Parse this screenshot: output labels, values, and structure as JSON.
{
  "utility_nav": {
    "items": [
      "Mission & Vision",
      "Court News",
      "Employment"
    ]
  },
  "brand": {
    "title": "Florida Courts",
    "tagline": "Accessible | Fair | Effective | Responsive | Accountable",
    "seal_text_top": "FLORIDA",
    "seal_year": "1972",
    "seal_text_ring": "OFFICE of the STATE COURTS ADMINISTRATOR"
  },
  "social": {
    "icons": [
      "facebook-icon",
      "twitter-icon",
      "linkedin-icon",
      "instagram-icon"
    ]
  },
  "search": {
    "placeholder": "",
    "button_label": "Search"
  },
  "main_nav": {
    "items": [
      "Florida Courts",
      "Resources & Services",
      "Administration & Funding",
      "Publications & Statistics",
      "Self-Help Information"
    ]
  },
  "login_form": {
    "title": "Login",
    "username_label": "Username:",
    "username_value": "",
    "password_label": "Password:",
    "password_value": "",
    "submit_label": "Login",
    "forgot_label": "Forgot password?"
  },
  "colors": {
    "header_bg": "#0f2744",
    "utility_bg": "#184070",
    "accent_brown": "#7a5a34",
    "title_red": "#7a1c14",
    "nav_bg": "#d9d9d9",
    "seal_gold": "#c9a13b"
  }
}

* **TASK INSTRUCTIONS**
Reproduce every line of the material above exactly.

* **SOLUTION**
Parse this screenshot: output labels, values, and structure as JSON.
{
  "utility_nav": {
    "items": [
      "Mission & Vision",
      "Court News",
      "Employment"
    ]
  },
  "brand": {
    "title": "Florida Courts",
    "tagline": "Accessible | Fair | Effective | Responsive | Accountable",
    "seal_text_top": "FLORIDA",
    "seal_year": "1972",
    "seal_text_ring": "OFFICE of the STATE COURTS ADMINISTRATOR"
  },
  "social": {
    "icons": [
      "facebook-icon",
      "twitter-icon",
      "linkedin-icon",
      "instagram-icon"
    ]
  },
  "search": {
    "placeholder": "",
    "button_label": "Search"
  },
  "main_nav": {
    "items": [
      "Florida Courts",
      "Resources & Services",
      "Administration & Funding",
      "Publications & Statistics",
      "Self-Help Information"
    ]
  },
  "login_form": {
    "title": "Login",
    "username_label": "Username:",
    "username_value": "",
    "password_label": "Password:",
    "password_value": "",
    "submit_label": "Login",
    "forgot_label": "Forgot password?"
  },
  "colors": {
    "header_bg": "#0f2744",
    "utility_bg": "#184070",
    "accent_brown": "#7a5a34",
    "title_red": "#7a1c14",
    "nav_bg": "#d9d9d9",
    "seal_gold": "#c9a13b"
  }
}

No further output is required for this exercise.